Directions for this task: Can you extract every line below and reproduce each one verbatim, with nothing changed?
++++ Records shown ++++
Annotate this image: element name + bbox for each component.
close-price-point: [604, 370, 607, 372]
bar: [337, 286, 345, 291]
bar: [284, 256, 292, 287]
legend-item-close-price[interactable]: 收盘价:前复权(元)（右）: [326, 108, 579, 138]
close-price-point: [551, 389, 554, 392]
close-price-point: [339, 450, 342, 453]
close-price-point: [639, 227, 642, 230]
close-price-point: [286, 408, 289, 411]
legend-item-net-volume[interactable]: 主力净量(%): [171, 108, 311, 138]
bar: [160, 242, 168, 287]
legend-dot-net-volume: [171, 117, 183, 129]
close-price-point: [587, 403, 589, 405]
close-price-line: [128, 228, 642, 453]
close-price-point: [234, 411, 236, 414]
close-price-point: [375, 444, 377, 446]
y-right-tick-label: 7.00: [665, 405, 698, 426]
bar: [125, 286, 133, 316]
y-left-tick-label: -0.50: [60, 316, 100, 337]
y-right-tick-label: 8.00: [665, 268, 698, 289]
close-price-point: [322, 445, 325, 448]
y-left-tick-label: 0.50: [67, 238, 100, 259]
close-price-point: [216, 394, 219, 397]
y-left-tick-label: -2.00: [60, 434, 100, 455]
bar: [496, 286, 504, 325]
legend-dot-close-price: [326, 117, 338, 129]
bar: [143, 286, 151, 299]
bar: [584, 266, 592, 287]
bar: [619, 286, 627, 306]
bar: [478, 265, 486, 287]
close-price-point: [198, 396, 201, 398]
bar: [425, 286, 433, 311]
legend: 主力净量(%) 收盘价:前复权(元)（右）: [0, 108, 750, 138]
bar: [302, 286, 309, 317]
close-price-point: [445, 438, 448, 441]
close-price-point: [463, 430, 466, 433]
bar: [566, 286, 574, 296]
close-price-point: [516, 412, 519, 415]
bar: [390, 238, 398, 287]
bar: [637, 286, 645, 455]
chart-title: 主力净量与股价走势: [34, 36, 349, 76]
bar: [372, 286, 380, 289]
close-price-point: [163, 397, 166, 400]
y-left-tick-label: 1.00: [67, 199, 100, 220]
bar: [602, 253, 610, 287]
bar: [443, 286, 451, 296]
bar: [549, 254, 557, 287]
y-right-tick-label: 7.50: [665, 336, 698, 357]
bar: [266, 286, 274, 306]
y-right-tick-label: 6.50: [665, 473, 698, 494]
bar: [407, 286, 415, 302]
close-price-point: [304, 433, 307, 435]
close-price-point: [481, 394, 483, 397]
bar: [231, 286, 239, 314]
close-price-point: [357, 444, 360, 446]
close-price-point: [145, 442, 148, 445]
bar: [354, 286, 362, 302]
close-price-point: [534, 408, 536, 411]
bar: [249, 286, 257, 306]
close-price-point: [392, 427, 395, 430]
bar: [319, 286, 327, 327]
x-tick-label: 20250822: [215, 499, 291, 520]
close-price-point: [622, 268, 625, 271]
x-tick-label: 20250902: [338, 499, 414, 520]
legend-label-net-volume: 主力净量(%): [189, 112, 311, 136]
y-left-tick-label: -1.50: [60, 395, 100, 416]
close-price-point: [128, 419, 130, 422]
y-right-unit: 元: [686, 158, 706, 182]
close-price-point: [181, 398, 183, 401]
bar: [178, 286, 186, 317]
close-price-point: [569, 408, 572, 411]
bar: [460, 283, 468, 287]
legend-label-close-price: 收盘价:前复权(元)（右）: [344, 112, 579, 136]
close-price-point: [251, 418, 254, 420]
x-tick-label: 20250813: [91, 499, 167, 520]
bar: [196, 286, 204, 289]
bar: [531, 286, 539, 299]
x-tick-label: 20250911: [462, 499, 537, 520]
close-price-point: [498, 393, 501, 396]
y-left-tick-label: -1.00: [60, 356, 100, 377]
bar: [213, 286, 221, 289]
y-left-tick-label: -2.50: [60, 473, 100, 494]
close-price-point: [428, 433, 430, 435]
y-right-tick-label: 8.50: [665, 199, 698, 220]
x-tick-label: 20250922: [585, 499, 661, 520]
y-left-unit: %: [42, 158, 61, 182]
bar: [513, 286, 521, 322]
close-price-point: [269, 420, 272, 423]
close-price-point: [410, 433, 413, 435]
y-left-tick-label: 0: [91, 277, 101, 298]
++++
Final result:
Annotate this image: element name + bbox for each component.
close-price-point: [604, 370, 607, 372]
bar: [337, 286, 345, 291]
bar: [284, 256, 292, 287]
legend-item-close-price[interactable]: 收盘价:前复权(元)（右）: [326, 108, 579, 138]
close-price-point: [551, 389, 554, 392]
close-price-point: [339, 450, 342, 453]
close-price-point: [639, 227, 642, 230]
close-price-point: [286, 408, 289, 411]
legend-item-net-volume[interactable]: 主力净量(%): [171, 108, 311, 138]
bar: [160, 242, 168, 287]
legend-dot-net-volume: [171, 117, 183, 129]
close-price-point: [587, 403, 589, 405]
close-price-line: [128, 228, 642, 453]
close-price-point: [234, 411, 236, 414]
close-price-point: [375, 444, 377, 446]
y-right-tick-label: 7.00: [665, 405, 698, 426]
bar: [125, 286, 133, 316]
y-left-tick-label: -0.50: [60, 316, 100, 337]
y-right-tick-label: 8.00: [665, 268, 698, 289]
close-price-point: [322, 445, 325, 448]
y-left-tick-label: 0.50: [67, 238, 100, 259]
close-price-point: [216, 394, 219, 397]
y-left-tick-label: -2.00: [60, 434, 100, 455]
bar: [496, 286, 504, 325]
legend-dot-close-price: [326, 117, 338, 129]
bar: [143, 286, 151, 299]
bar: [584, 266, 592, 287]
bar: [619, 286, 627, 306]
bar: [478, 265, 486, 287]
close-price-point: [198, 396, 201, 398]
bar: [425, 286, 433, 311]
legend: 主力净量(%) 收盘价:前复权(元)（右）: [0, 108, 750, 138]
bar: [302, 286, 309, 317]
close-price-point: [445, 438, 448, 441]
close-price-point: [463, 430, 466, 433]
bar: [566, 286, 574, 296]
close-price-point: [516, 412, 519, 415]
bar: [390, 238, 398, 287]
bar: [637, 286, 645, 455]
chart-title: 主力净量与股价走势: [34, 36, 349, 76]
bar: [372, 286, 380, 289]
close-price-point: [163, 397, 166, 400]
y-left-tick-label: 1.00: [67, 199, 100, 220]
bar: [602, 253, 610, 287]
bar: [443, 286, 451, 296]
bar: [549, 254, 557, 287]
y-right-tick-label: 7.50: [665, 336, 698, 357]
bar: [266, 286, 274, 306]
y-right-tick-label: 6.50: [665, 473, 698, 494]
bar: [407, 286, 415, 302]
close-price-point: [304, 433, 307, 435]
close-price-point: [481, 394, 483, 397]
bar: [231, 286, 239, 314]
close-price-point: [357, 444, 360, 446]
close-price-point: [145, 442, 148, 445]
bar: [354, 286, 362, 302]
close-price-point: [534, 408, 536, 411]
bar: [249, 286, 257, 306]
close-price-point: [392, 427, 395, 430]
bar: [319, 286, 327, 327]
x-tick-label: 20250822: [215, 499, 291, 520]
close-price-point: [622, 268, 625, 271]
x-tick-label: 20250902: [338, 499, 414, 520]
legend-label-net-volume: 主力净量(%): [189, 112, 311, 136]
y-left-tick-label: -1.50: [60, 395, 100, 416]
close-price-point: [128, 419, 130, 422]
y-right-unit: 元: [686, 158, 706, 182]
close-price-point: [181, 398, 183, 401]
bar: [178, 286, 186, 317]
close-price-point: [569, 408, 572, 411]
bar: [460, 283, 468, 287]
legend-label-close-price: 收盘价:前复权(元)（右）: [344, 112, 579, 136]
close-price-point: [251, 418, 254, 420]
x-tick-label: 20250813: [91, 499, 167, 520]
bar: [196, 286, 204, 289]
bar: [531, 286, 539, 299]
x-tick-label: 20250911: [462, 499, 537, 520]
close-price-point: [498, 393, 501, 396]
y-left-tick-label: -1.00: [60, 356, 100, 377]
bar: [213, 286, 221, 289]
y-left-tick-label: -2.50: [60, 473, 100, 494]
close-price-point: [428, 433, 430, 435]
y-right-tick-label: 8.50: [665, 199, 698, 220]
x-tick-label: 20250922: [585, 499, 661, 520]
y-left-unit: %: [42, 158, 61, 182]
bar: [513, 286, 521, 322]
close-price-point: [269, 420, 272, 423]
close-price-point: [410, 433, 413, 435]
y-left-tick-label: 0: [91, 277, 101, 298]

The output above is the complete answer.